▶ **GOAL OF THE EXERCISE**: Reproduce all records exactly.

** begin ENTRIES SUPPLIED **

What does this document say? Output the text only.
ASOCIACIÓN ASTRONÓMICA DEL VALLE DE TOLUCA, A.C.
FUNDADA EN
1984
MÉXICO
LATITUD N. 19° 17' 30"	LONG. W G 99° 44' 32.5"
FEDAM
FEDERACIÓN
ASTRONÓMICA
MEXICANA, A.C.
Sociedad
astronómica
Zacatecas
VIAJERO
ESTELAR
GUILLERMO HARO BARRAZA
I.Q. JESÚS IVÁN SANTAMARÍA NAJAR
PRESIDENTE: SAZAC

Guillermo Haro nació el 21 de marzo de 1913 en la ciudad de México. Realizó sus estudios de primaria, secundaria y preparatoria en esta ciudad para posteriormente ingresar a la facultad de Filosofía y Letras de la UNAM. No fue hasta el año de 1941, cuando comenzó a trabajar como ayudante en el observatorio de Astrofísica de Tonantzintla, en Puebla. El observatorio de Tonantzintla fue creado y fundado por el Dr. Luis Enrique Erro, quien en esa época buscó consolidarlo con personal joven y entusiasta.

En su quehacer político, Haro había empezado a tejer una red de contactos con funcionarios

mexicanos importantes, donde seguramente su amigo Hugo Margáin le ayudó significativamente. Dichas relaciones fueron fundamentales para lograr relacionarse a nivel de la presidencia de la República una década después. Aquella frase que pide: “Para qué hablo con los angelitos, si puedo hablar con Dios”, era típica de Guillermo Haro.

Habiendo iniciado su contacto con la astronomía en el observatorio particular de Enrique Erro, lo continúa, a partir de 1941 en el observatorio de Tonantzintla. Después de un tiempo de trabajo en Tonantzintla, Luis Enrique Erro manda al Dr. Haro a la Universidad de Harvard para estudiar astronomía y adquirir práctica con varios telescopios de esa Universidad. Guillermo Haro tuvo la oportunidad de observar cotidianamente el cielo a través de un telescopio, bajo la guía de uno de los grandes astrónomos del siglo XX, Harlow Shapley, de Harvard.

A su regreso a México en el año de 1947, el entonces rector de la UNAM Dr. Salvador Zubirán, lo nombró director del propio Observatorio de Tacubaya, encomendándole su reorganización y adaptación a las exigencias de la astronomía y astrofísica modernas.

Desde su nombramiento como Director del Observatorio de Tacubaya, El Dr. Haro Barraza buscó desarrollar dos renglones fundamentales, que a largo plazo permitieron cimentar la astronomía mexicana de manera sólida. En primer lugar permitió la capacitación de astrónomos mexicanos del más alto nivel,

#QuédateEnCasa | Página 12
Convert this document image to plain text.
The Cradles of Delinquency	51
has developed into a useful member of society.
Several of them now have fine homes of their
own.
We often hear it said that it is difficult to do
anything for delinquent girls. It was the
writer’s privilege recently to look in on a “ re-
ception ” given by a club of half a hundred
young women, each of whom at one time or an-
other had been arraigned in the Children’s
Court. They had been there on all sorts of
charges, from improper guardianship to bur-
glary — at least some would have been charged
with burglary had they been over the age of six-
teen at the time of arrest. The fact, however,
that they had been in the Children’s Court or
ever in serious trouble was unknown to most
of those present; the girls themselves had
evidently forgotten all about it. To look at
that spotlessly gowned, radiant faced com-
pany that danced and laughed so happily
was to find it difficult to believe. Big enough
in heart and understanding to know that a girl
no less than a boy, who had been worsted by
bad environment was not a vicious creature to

** end ENTRIES SUPPLIED **

▶ **COMPLETE ANSWER**:
What does this document say? Output the text only.
ASOCIACIÓN ASTRONÓMICA DEL VALLE DE TOLUCA, A.C.
FUNDADA EN
1984
MÉXICO
LATITUD N. 19° 17' 30"	LONG. W G 99° 44' 32.5"
FEDAM
FEDERACIÓN
ASTRONÓMICA
MEXICANA, A.C.
Sociedad
astronómica
Zacatecas
VIAJERO
ESTELAR
GUILLERMO HARO BARRAZA
I.Q. JESÚS IVÁN SANTAMARÍA NAJAR
PRESIDENTE: SAZAC

Guillermo Haro nació el 21 de marzo de 1913 en la ciudad de México. Realizó sus estudios de primaria, secundaria y preparatoria en esta ciudad para posteriormente ingresar a la facultad de Filosofía y Letras de la UNAM. No fue hasta el año de 1941, cuando comenzó a trabajar como ayudante en el observatorio de Astrofísica de Tonantzintla, en Puebla. El observatorio de Tonantzintla fue creado y fundado por el Dr. Luis Enrique Erro, quien en esa época buscó consolidarlo con personal joven y entusiasta.

En su quehacer político, Haro había empezado a tejer una red de contactos con funcionarios

mexicanos importantes, donde seguramente su amigo Hugo Margáin le ayudó significativamente. Dichas relaciones fueron fundamentales para lograr relacionarse a nivel de la presidencia de la República una década después. Aquella frase que pide: “Para qué hablo con los angelitos, si puedo hablar con Dios”, era típica de Guillermo Haro.

Habiendo iniciado su contacto con la astronomía en el observatorio particular de Enrique Erro, lo continúa, a partir de 1941 en el observatorio de Tonantzintla. Después de un tiempo de trabajo en Tonantzintla, Luis Enrique Erro manda al Dr. Haro a la Universidad de Harvard para estudiar astronomía y adquirir práctica con varios telescopios de esa Universidad. Guillermo Haro tuvo la oportunidad de observar cotidianamente el cielo a través de un telescopio, bajo la guía de uno de los grandes astrónomos del siglo XX, Harlow Shapley, de Harvard.

A su regreso a México en el año de 1947, el entonces rector de la UNAM Dr. Salvador Zubirán, lo nombró director del propio Observatorio de Tacubaya, encomendándole su reorganización y adaptación a las exigencias de la astronomía y astrofísica modernas.

Desde su nombramiento como Director del Observatorio de Tacubaya, El Dr. Haro Barraza buscó desarrollar dos renglones fundamentales, que a largo plazo permitieron cimentar la astronomía mexicana de manera sólida. En primer lugar permitió la capacitación de astrónomos mexicanos del más alto nivel,

#QuédateEnCasa | Página 12
Convert this document image to plain text.
The Cradles of Delinquency	51
has developed into a useful member of society.
Several of them now have fine homes of their
own.
We often hear it said that it is difficult to do
anything for delinquent girls. It was the
writer’s privilege recently to look in on a “ re-
ception ” given by a club of half a hundred
young women, each of whom at one time or an-
other had been arraigned in the Children’s
Court. They had been there on all sorts of
charges, from improper guardianship to bur-
glary — at least some would have been charged
with burglary had they been over the age of six-
teen at the time of arrest. The fact, however,
that they had been in the Children’s Court or
ever in serious trouble was unknown to most
of those present; the girls themselves had
evidently forgotten all about it. To look at
that spotlessly gowned, radiant faced com-
pany that danced and laughed so happily
was to find it difficult to believe. Big enough
in heart and understanding to know that a girl
no less than a boy, who had been worsted by
bad environment was not a vicious creature to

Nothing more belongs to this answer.